**WRITTEN INSTRUCTION:** Every line below that holds the string "with" should be copied out.

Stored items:
* Begin *
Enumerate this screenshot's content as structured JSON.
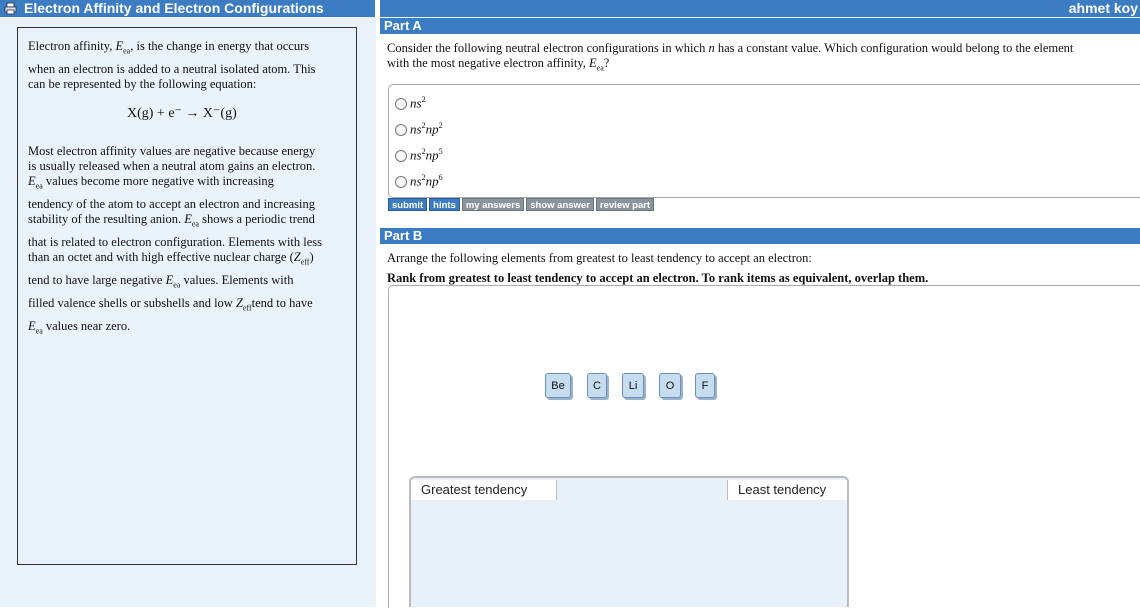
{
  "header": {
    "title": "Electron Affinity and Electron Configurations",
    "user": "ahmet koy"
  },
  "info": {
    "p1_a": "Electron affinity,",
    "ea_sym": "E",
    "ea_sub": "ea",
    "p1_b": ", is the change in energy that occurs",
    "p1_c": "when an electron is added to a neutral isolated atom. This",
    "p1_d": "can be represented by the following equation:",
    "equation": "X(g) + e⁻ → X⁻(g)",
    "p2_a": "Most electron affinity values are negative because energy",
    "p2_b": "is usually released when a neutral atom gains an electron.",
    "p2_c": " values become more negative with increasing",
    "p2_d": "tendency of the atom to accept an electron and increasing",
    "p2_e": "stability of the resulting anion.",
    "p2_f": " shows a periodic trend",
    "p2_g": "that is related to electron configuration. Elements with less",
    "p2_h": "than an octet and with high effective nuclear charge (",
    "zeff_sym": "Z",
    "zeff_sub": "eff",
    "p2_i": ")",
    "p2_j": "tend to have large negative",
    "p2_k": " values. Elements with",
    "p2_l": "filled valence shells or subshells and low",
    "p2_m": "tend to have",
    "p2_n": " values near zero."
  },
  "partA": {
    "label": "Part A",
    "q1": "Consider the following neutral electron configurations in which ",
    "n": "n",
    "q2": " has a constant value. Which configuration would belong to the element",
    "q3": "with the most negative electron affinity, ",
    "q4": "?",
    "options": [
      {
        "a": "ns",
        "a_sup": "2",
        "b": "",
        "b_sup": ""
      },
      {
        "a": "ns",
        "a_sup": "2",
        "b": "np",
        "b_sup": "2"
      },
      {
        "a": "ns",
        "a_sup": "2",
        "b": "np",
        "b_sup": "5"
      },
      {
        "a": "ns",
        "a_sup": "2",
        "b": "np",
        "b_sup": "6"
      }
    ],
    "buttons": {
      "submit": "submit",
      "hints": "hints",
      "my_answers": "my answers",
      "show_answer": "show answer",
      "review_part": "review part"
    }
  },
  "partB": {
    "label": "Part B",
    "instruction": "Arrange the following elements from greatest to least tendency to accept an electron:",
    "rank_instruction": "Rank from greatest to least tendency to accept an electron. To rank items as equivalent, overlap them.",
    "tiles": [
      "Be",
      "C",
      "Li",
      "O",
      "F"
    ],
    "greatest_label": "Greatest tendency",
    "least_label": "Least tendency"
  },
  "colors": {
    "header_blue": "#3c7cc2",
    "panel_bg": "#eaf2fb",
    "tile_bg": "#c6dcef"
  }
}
* End *
**ANSWER TO THE EXERCISE:**
    "p2_c": " values become more negative with increasing",
    "p2_g": "that is related to electron configuration. Elements with less",
    "p2_h": "than an octet and with high effective nuclear charge (",
    "p2_k": " values. Elements with",
    "q3": "with the most negative electron affinity, ",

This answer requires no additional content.